## Aim of the exercise
Please reproduce the items below, changing each "interactable" to "clickable" and leaving everything else as it is.

[Excerpts from a layout annotation set]

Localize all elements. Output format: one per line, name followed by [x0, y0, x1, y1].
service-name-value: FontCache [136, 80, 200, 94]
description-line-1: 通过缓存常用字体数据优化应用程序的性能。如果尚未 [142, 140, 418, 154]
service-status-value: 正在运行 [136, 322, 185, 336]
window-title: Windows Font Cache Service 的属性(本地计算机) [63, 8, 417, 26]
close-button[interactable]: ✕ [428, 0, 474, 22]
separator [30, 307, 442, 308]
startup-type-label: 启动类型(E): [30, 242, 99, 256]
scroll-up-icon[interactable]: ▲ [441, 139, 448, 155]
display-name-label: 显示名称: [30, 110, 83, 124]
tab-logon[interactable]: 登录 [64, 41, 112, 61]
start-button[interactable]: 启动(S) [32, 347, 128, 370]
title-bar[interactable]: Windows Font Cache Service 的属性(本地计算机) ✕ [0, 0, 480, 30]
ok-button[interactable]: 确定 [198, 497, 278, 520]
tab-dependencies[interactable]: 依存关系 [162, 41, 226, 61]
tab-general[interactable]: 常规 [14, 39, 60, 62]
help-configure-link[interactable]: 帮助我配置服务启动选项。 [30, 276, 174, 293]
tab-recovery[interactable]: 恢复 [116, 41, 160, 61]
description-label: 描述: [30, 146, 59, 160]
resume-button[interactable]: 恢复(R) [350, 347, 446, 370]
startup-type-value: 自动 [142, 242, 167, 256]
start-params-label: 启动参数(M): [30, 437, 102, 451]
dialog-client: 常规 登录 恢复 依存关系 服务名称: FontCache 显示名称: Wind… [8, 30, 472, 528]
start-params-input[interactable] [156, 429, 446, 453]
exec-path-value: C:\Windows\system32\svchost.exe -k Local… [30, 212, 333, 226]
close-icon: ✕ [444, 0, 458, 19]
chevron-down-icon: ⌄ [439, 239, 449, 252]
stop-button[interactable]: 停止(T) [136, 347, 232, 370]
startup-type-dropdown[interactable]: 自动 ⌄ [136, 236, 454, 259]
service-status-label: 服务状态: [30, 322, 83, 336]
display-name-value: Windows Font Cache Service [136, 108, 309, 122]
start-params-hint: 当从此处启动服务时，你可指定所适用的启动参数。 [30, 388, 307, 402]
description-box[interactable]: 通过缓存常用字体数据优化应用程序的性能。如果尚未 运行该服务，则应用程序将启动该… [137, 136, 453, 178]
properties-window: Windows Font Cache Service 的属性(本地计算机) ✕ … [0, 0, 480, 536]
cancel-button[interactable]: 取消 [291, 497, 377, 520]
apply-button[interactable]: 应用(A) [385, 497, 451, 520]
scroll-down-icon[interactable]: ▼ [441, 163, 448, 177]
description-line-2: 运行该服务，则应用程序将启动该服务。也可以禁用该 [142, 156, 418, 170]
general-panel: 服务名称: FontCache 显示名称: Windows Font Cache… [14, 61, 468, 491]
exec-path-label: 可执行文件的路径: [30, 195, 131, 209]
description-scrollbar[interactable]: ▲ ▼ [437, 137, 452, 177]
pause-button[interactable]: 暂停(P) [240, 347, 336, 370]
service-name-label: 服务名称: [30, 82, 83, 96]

## Solution below
Localize all elements. Output format: one per line, name followed by [x0, y0, x1, y1].
service-name-value: FontCache [136, 80, 200, 94]
description-line-1: 通过缓存常用字体数据优化应用程序的性能。如果尚未 [142, 140, 418, 154]
service-status-value: 正在运行 [136, 322, 185, 336]
window-title: Windows Font Cache Service 的属性(本地计算机) [63, 8, 417, 26]
close-button[clickable]: ✕ [428, 0, 474, 22]
separator [30, 307, 442, 308]
startup-type-label: 启动类型(E): [30, 242, 99, 256]
scroll-up-icon[clickable]: ▲ [441, 139, 448, 155]
display-name-label: 显示名称: [30, 110, 83, 124]
tab-logon[clickable]: 登录 [64, 41, 112, 61]
start-button[clickable]: 启动(S) [32, 347, 128, 370]
title-bar[clickable]: Windows Font Cache Service 的属性(本地计算机) ✕ [0, 0, 480, 30]
ok-button[clickable]: 确定 [198, 497, 278, 520]
tab-dependencies[clickable]: 依存关系 [162, 41, 226, 61]
tab-general[clickable]: 常规 [14, 39, 60, 62]
help-configure-link[clickable]: 帮助我配置服务启动选项。 [30, 276, 174, 293]
tab-recovery[clickable]: 恢复 [116, 41, 160, 61]
description-label: 描述: [30, 146, 59, 160]
resume-button[clickable]: 恢复(R) [350, 347, 446, 370]
startup-type-value: 自动 [142, 242, 167, 256]
start-params-label: 启动参数(M): [30, 437, 102, 451]
dialog-client: 常规 登录 恢复 依存关系 服务名称: FontCache 显示名称: Wind… [8, 30, 472, 528]
start-params-input[clickable] [156, 429, 446, 453]
exec-path-value: C:\Windows\system32\svchost.exe -k Local… [30, 212, 333, 226]
close-icon: ✕ [444, 0, 458, 19]
chevron-down-icon: ⌄ [439, 239, 449, 252]
stop-button[clickable]: 停止(T) [136, 347, 232, 370]
startup-type-dropdown[clickable]: 自动 ⌄ [136, 236, 454, 259]
service-status-label: 服务状态: [30, 322, 83, 336]
display-name-value: Windows Font Cache Service [136, 108, 309, 122]
start-params-hint: 当从此处启动服务时，你可指定所适用的启动参数。 [30, 388, 307, 402]
description-box[clickable]: 通过缓存常用字体数据优化应用程序的性能。如果尚未 运行该服务，则应用程序将启动该… [137, 136, 453, 178]
properties-window: Windows Font Cache Service 的属性(本地计算机) ✕ … [0, 0, 480, 536]
cancel-button[clickable]: 取消 [291, 497, 377, 520]
apply-button[clickable]: 应用(A) [385, 497, 451, 520]
scroll-down-icon[clickable]: ▼ [441, 163, 448, 177]
description-line-2: 运行该服务，则应用程序将启动该服务。也可以禁用该 [142, 156, 418, 170]
general-panel: 服务名称: FontCache 显示名称: Windows Font Cache… [14, 61, 468, 491]
exec-path-label: 可执行文件的路径: [30, 195, 131, 209]
description-scrollbar[clickable]: ▲ ▼ [437, 137, 452, 177]
pause-button[clickable]: 暂停(P) [240, 347, 336, 370]
service-name-label: 服务名称: [30, 82, 83, 96]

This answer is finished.